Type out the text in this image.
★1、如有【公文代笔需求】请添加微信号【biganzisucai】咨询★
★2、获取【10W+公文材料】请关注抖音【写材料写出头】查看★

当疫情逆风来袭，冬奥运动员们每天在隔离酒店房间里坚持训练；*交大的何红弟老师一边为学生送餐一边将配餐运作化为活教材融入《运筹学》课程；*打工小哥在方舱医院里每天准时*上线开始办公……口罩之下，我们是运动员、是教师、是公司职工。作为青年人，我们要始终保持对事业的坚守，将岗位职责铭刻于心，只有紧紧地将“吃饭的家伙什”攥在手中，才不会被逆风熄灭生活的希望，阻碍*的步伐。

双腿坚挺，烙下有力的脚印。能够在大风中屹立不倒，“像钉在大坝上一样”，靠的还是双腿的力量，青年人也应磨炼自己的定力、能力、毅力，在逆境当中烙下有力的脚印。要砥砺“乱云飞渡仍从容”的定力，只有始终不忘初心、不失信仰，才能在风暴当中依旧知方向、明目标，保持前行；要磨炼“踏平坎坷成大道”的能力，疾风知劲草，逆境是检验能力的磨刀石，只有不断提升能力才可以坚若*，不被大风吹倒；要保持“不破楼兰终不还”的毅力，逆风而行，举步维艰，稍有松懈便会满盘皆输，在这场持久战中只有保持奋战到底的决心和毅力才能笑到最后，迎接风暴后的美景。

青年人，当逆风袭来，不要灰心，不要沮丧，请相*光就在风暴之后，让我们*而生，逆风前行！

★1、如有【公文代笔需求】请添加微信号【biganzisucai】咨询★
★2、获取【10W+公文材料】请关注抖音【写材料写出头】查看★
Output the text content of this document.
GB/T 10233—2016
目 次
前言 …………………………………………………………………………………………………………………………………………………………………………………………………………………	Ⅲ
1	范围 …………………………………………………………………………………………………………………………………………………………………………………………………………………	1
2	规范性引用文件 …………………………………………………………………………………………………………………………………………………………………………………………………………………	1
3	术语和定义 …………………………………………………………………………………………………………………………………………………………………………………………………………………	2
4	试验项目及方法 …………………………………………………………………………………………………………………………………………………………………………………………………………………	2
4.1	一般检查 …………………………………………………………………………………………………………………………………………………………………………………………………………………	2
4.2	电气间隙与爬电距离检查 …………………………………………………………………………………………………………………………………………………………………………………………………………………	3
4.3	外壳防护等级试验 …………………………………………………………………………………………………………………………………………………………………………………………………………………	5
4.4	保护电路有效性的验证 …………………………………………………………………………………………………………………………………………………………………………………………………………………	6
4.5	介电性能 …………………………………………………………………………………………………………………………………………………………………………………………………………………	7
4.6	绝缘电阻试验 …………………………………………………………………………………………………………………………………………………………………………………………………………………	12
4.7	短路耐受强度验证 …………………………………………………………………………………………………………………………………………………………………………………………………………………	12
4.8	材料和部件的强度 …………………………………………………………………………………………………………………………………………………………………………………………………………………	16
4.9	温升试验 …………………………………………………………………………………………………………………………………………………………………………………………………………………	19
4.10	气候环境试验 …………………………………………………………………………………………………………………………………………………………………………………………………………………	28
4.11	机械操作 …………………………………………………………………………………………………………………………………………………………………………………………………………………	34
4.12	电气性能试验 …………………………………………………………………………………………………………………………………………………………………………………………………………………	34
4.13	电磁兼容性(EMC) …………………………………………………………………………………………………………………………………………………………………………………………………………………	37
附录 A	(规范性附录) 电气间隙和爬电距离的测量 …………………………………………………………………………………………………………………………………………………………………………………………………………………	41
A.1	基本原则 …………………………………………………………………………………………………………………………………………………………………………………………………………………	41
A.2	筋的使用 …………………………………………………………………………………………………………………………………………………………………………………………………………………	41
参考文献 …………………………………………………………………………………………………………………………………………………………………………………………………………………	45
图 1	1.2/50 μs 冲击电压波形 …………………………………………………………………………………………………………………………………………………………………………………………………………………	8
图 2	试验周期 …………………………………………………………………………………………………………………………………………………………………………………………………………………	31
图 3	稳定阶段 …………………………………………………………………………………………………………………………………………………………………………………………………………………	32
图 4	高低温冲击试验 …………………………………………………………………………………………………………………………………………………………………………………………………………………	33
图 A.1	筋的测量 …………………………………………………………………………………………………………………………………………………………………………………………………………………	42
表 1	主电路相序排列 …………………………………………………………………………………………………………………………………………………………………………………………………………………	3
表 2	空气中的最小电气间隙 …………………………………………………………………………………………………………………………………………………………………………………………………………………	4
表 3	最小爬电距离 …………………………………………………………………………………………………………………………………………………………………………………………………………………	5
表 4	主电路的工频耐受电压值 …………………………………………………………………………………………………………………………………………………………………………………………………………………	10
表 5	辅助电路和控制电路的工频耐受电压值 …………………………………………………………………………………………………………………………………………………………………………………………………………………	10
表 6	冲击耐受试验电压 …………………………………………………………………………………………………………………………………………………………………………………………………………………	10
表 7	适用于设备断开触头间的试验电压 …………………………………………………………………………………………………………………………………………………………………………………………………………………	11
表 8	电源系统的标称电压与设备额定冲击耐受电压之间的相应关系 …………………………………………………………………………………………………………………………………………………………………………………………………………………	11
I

○ ○ ○ ○ ○

**Written instruction**
Print out every record again, exactly and in full.

**Written reply**
Type out the text in this image.
★1、如有【公文代笔需求】请添加微信号【biganzisucai】咨询★
★2、获取【10W+公文材料】请关注抖音【写材料写出头】查看★

当疫情逆风来袭，冬奥运动员们每天在隔离酒店房间里坚持训练；*交大的何红弟老师一边为学生送餐一边将配餐运作化为活教材融入《运筹学》课程；*打工小哥在方舱医院里每天准时*上线开始办公……口罩之下，我们是运动员、是教师、是公司职工。作为青年人，我们要始终保持对事业的坚守，将岗位职责铭刻于心，只有紧紧地将“吃饭的家伙什”攥在手中，才不会被逆风熄灭生活的希望，阻碍*的步伐。

双腿坚挺，烙下有力的脚印。能够在大风中屹立不倒，“像钉在大坝上一样”，靠的还是双腿的力量，青年人也应磨炼自己的定力、能力、毅力，在逆境当中烙下有力的脚印。要砥砺“乱云飞渡仍从容”的定力，只有始终不忘初心、不失信仰，才能在风暴当中依旧知方向、明目标，保持前行；要磨炼“踏平坎坷成大道”的能力，疾风知劲草，逆境是检验能力的磨刀石，只有不断提升能力才可以坚若*，不被大风吹倒；要保持“不破楼兰终不还”的毅力，逆风而行，举步维艰，稍有松懈便会满盘皆输，在这场持久战中只有保持奋战到底的决心和毅力才能笑到最后，迎接风暴后的美景。

青年人，当逆风袭来，不要灰心，不要沮丧，请相*光就在风暴之后，让我们*而生，逆风前行！

★1、如有【公文代笔需求】请添加微信号【biganzisucai】咨询★
★2、获取【10W+公文材料】请关注抖音【写材料写出头】查看★
Output the text content of this document.
GB/T 10233—2016
目 次
前言 …………………………………………………………………………………………………………………………………………………………………………………………………………………	Ⅲ
1	范围 …………………………………………………………………………………………………………………………………………………………………………………………………………………	1
2	规范性引用文件 …………………………………………………………………………………………………………………………………………………………………………………………………………………	1
3	术语和定义 …………………………………………………………………………………………………………………………………………………………………………………………………………………	2
4	试验项目及方法 …………………………………………………………………………………………………………………………………………………………………………………………………………………	2
4.1	一般检查 …………………………………………………………………………………………………………………………………………………………………………………………………………………	2
4.2	电气间隙与爬电距离检查 …………………………………………………………………………………………………………………………………………………………………………………………………………………	3
4.3	外壳防护等级试验 …………………………………………………………………………………………………………………………………………………………………………………………………………………	5
4.4	保护电路有效性的验证 …………………………………………………………………………………………………………………………………………………………………………………………………………………	6
4.5	介电性能 …………………………………………………………………………………………………………………………………………………………………………………………………………………	7
4.6	绝缘电阻试验 …………………………………………………………………………………………………………………………………………………………………………………………………………………	12
4.7	短路耐受强度验证 …………………………………………………………………………………………………………………………………………………………………………………………………………………	12
4.8	材料和部件的强度 …………………………………………………………………………………………………………………………………………………………………………………………………………………	16
4.9	温升试验 …………………………………………………………………………………………………………………………………………………………………………………………………………………	19
4.10	气候环境试验 …………………………………………………………………………………………………………………………………………………………………………………………………………………	28
4.11	机械操作 …………………………………………………………………………………………………………………………………………………………………………………………………………………	34
4.12	电气性能试验 …………………………………………………………………………………………………………………………………………………………………………………………………………………	34
4.13	电磁兼容性(EMC) …………………………………………………………………………………………………………………………………………………………………………………………………………………	37
附录 A	(规范性附录) 电气间隙和爬电距离的测量 …………………………………………………………………………………………………………………………………………………………………………………………………………………	41
A.1	基本原则 …………………………………………………………………………………………………………………………………………………………………………………………………………………	41
A.2	筋的使用 …………………………………………………………………………………………………………………………………………………………………………………………………………………	41
参考文献 …………………………………………………………………………………………………………………………………………………………………………………………………………………	45
图 1	1.2/50 μs 冲击电压波形 …………………………………………………………………………………………………………………………………………………………………………………………………………………	8
图 2	试验周期 …………………………………………………………………………………………………………………………………………………………………………………………………………………	31
图 3	稳定阶段 …………………………………………………………………………………………………………………………………………………………………………………………………………………	32
图 4	高低温冲击试验 …………………………………………………………………………………………………………………………………………………………………………………………………………………	33
图 A.1	筋的测量 …………………………………………………………………………………………………………………………………………………………………………………………………………………	42
表 1	主电路相序排列 …………………………………………………………………………………………………………………………………………………………………………………………………………………	3
表 2	空气中的最小电气间隙 …………………………………………………………………………………………………………………………………………………………………………………………………………………	4
表 3	最小爬电距离 …………………………………………………………………………………………………………………………………………………………………………………………………………………	5
表 4	主电路的工频耐受电压值 …………………………………………………………………………………………………………………………………………………………………………………………………………………	10
表 5	辅助电路和控制电路的工频耐受电压值 …………………………………………………………………………………………………………………………………………………………………………………………………………………	10
表 6	冲击耐受试验电压 …………………………………………………………………………………………………………………………………………………………………………………………………………………	10
表 7	适用于设备断开触头间的试验电压 …………………………………………………………………………………………………………………………………………………………………………………………………………………	11
表 8	电源系统的标称电压与设备额定冲击耐受电压之间的相应关系 …………………………………………………………………………………………………………………………………………………………………………………………………………………	11
I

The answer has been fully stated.